The records:
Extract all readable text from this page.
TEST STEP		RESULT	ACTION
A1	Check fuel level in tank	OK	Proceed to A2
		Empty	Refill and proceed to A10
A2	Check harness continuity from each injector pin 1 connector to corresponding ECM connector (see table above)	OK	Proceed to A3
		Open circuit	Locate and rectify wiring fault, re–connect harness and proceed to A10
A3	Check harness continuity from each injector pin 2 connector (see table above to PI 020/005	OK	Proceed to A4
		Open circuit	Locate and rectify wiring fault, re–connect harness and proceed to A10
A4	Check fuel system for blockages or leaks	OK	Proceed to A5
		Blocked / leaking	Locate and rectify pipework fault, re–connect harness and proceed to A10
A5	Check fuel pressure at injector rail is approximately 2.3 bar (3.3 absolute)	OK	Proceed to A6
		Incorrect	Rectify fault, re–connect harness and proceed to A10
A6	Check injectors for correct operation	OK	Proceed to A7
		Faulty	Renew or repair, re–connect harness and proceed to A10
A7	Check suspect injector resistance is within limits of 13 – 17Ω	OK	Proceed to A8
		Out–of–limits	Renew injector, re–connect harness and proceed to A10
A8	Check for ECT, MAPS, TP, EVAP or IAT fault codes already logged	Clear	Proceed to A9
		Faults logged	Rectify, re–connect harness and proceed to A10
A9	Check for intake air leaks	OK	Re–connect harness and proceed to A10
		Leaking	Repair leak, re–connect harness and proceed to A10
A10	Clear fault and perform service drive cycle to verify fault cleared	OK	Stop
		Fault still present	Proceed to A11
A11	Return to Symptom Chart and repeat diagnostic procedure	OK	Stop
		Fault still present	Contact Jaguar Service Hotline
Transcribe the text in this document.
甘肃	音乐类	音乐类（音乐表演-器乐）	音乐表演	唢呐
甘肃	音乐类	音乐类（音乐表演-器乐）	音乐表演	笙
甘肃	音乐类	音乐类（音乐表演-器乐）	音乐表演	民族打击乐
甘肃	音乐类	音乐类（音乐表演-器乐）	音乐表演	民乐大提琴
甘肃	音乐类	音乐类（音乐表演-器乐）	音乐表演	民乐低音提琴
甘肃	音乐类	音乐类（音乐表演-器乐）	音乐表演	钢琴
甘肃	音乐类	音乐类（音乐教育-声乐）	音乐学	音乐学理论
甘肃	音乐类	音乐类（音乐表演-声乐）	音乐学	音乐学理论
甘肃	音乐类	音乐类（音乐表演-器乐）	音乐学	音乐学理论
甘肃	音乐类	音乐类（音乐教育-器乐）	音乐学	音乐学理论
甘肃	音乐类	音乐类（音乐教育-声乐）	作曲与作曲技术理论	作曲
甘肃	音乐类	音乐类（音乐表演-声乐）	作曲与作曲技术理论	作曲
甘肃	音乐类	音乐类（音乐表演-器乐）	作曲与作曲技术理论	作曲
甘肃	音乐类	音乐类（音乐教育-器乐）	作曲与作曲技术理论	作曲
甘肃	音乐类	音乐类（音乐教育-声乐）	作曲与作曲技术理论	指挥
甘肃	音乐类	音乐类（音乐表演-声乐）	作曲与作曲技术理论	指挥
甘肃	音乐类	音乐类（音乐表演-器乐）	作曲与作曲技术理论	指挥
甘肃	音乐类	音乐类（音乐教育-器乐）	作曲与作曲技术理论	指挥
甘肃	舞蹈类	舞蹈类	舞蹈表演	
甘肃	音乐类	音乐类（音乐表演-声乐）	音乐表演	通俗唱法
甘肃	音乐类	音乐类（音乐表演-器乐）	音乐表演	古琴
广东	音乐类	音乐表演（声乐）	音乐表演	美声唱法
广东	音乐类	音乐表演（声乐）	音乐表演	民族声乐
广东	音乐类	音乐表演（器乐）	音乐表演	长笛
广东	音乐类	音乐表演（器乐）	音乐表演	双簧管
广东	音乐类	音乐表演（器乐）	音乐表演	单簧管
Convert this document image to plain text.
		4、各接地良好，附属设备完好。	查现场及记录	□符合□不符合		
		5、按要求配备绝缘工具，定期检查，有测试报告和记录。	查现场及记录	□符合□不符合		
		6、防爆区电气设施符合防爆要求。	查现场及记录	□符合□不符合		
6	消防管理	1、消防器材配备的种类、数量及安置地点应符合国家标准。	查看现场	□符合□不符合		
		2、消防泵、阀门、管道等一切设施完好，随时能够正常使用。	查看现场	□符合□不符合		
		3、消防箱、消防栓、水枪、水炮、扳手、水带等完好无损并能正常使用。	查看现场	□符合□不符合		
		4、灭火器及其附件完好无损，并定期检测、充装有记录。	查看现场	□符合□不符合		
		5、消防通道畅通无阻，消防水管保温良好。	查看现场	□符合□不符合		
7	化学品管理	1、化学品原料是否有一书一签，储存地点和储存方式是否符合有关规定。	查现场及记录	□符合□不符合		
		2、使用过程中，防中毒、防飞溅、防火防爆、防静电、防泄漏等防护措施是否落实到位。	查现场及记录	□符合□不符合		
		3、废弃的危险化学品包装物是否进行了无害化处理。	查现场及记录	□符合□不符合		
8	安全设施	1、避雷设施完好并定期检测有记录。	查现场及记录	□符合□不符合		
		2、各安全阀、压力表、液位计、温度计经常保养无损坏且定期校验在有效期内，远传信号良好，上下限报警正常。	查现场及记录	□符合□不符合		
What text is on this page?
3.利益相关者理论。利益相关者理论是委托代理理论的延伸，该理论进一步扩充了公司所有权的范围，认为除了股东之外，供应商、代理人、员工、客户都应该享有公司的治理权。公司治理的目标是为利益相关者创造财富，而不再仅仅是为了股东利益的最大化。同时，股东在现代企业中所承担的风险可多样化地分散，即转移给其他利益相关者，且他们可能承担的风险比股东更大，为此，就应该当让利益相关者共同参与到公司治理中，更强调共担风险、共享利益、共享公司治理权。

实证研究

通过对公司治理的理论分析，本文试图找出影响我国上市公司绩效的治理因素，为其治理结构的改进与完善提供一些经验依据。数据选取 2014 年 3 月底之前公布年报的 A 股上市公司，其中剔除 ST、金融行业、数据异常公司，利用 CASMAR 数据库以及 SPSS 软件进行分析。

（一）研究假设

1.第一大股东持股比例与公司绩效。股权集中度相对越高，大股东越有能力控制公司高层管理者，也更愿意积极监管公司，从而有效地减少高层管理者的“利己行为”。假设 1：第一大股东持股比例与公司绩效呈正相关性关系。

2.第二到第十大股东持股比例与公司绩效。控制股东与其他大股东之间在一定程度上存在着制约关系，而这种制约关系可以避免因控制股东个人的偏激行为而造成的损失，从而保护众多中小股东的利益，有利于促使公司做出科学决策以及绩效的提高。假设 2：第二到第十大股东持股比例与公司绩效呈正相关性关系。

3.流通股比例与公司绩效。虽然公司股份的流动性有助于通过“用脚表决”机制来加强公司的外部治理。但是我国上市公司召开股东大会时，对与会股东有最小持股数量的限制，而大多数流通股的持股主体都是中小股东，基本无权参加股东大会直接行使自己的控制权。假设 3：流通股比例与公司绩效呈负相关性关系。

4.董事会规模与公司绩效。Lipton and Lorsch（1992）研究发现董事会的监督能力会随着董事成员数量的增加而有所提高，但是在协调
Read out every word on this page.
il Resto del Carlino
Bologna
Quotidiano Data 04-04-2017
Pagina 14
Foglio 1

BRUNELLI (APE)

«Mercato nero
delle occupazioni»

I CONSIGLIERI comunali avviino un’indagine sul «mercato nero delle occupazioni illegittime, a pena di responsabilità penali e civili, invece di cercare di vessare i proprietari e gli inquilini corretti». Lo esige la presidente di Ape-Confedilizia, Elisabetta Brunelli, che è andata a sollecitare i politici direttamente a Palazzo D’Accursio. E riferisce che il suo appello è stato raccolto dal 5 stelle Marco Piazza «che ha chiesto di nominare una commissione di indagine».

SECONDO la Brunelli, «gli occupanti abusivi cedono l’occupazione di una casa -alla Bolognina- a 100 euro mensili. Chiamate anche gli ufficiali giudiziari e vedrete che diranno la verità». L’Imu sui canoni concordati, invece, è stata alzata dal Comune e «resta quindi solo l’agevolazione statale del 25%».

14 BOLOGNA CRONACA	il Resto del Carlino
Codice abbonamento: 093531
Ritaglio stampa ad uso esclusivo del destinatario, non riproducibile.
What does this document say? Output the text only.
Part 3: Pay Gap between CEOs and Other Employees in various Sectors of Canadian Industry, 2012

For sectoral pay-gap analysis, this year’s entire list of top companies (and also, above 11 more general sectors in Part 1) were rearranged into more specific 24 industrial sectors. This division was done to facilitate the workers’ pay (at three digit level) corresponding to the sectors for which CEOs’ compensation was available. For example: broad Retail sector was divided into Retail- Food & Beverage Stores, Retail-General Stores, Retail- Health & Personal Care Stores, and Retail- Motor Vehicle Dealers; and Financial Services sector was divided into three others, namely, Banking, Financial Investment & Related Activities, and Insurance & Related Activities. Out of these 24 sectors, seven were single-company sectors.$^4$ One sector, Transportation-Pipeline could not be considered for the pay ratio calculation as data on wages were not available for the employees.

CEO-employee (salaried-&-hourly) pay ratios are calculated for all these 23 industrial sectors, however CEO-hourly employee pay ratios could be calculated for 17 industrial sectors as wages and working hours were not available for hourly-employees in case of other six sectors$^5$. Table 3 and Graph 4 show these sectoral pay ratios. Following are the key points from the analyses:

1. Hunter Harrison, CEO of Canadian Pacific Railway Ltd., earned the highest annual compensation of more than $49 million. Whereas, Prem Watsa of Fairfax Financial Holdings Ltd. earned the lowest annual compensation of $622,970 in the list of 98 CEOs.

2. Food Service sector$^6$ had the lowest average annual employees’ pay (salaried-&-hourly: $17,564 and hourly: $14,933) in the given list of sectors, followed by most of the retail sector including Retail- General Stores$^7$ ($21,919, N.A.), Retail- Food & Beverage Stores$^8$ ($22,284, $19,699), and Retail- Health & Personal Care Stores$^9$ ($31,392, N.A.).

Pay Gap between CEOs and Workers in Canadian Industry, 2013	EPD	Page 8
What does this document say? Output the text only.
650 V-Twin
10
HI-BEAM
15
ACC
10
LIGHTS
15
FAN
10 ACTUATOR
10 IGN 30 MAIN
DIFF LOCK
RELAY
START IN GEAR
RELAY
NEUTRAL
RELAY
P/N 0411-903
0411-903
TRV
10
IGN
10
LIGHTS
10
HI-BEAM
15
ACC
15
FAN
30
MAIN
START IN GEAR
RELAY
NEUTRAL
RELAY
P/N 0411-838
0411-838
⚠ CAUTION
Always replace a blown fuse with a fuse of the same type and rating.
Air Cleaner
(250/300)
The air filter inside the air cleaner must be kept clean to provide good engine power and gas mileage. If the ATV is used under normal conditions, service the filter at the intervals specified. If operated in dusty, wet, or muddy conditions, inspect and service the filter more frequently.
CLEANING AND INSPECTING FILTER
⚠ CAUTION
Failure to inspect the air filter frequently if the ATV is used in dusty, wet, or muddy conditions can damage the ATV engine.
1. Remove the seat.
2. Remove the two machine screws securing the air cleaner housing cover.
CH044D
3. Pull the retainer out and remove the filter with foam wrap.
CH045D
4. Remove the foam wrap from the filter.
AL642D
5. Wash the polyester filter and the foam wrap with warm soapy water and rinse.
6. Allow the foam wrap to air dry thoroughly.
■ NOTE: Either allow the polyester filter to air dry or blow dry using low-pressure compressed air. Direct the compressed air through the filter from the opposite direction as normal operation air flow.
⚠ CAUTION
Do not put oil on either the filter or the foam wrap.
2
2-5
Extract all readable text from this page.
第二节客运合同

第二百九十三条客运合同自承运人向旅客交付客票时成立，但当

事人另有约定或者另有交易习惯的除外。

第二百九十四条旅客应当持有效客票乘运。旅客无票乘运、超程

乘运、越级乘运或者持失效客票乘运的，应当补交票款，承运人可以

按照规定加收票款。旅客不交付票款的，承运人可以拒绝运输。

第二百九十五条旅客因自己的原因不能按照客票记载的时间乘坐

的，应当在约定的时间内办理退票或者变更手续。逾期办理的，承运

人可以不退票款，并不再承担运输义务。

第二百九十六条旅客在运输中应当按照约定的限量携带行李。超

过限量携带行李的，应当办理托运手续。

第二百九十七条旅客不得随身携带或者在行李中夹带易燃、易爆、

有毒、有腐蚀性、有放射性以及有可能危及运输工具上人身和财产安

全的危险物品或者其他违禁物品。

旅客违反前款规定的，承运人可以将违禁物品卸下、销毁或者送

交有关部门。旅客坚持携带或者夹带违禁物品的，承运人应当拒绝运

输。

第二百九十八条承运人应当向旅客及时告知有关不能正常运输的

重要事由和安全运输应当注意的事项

Task goal:
Among the lines above, how many contain the string "continuity"? State the number alone.

Final answer:
2